SUPPLIED MATERIAL |

* * *

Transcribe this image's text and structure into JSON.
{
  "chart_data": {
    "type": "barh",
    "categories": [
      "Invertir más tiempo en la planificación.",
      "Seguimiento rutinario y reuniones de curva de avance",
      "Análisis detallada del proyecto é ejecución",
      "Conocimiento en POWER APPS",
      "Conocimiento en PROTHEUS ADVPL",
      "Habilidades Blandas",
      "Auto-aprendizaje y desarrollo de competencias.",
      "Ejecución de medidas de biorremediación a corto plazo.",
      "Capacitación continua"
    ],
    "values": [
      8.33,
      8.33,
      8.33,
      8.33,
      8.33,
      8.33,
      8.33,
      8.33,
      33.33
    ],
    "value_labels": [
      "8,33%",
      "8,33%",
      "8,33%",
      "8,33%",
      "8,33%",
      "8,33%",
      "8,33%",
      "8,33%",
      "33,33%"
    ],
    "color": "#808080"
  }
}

* * *

TASK |
Copy out each line of the data containing the string "Conocimiento".

WRITTEN ANSWER |
      "Conocimiento en POWER APPS",
      "Conocimiento en PROTHEUS ADVPL",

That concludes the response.